Supplied records »
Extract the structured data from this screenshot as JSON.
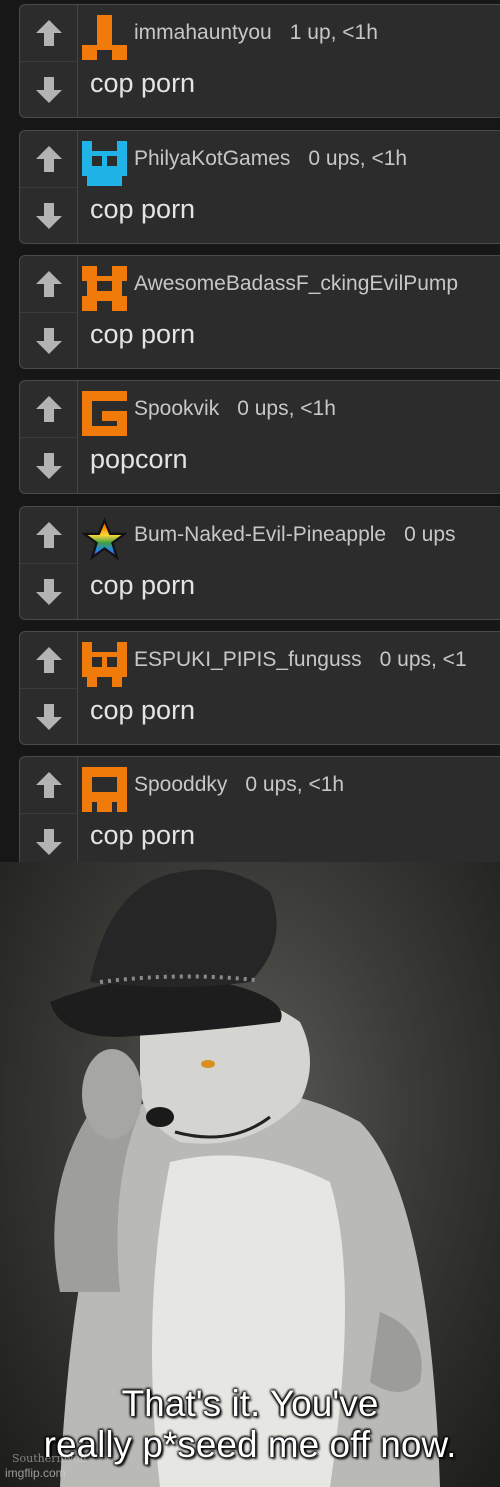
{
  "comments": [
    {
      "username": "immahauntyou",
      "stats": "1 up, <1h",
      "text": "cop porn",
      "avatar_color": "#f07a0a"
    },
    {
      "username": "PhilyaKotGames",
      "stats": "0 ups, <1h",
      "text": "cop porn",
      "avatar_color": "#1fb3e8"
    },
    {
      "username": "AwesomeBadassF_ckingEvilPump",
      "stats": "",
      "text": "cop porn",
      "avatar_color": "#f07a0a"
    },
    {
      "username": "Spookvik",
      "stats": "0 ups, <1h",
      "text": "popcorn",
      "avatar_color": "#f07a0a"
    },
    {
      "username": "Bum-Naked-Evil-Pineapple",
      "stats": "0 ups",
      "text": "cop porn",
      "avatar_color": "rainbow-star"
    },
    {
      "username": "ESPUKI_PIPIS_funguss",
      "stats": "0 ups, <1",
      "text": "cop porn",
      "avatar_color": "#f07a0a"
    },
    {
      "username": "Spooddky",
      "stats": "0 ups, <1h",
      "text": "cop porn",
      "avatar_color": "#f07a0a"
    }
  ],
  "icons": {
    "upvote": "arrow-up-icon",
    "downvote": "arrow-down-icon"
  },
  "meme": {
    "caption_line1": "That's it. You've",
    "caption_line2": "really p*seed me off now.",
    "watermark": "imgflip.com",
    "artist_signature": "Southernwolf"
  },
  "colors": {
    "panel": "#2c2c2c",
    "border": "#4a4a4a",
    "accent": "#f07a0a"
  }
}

Work to complete » Print the full listing exactly, dropping the pictures.

Complete answer »
Extract the structured data from this screenshot as JSON.
{
  "comments": [
    {
      "username": "immahauntyou",
      "stats": "1 up, <1h",
      "text": "cop porn",
      "avatar_color": "#f07a0a"
    },
    {
      "username": "PhilyaKotGames",
      "stats": "0 ups, <1h",
      "text": "cop porn",
      "avatar_color": "#1fb3e8"
    },
    {
      "username": "AwesomeBadassF_ckingEvilPump",
      "stats": "",
      "text": "cop porn",
      "avatar_color": "#f07a0a"
    },
    {
      "username": "Spookvik",
      "stats": "0 ups, <1h",
      "text": "popcorn",
      "avatar_color": "#f07a0a"
    },
    {
      "username": "Bum-Naked-Evil-Pineapple",
      "stats": "0 ups",
      "text": "cop porn",
      "avatar_color": "rainbow-star"
    },
    {
      "username": "ESPUKI_PIPIS_funguss",
      "stats": "0 ups, <1",
      "text": "cop porn",
      "avatar_color": "#f07a0a"
    },
    {
      "username": "Spooddky",
      "stats": "0 ups, <1h",
      "text": "cop porn",
      "avatar_color": "#f07a0a"
    }
  ],
  "icons": {
    "upvote": "arrow-up-icon",
    "downvote": "arrow-down-icon"
  },
  "meme": {
    "caption_line1": "That's it. You've",
    "caption_line2": "really p*seed me off now.",
    "watermark": "imgflip.com",
    "artist_signature": "Southernwolf"
  },
  "colors": {
    "panel": "#2c2c2c",
    "border": "#4a4a4a",
    "accent": "#f07a0a"
  }
}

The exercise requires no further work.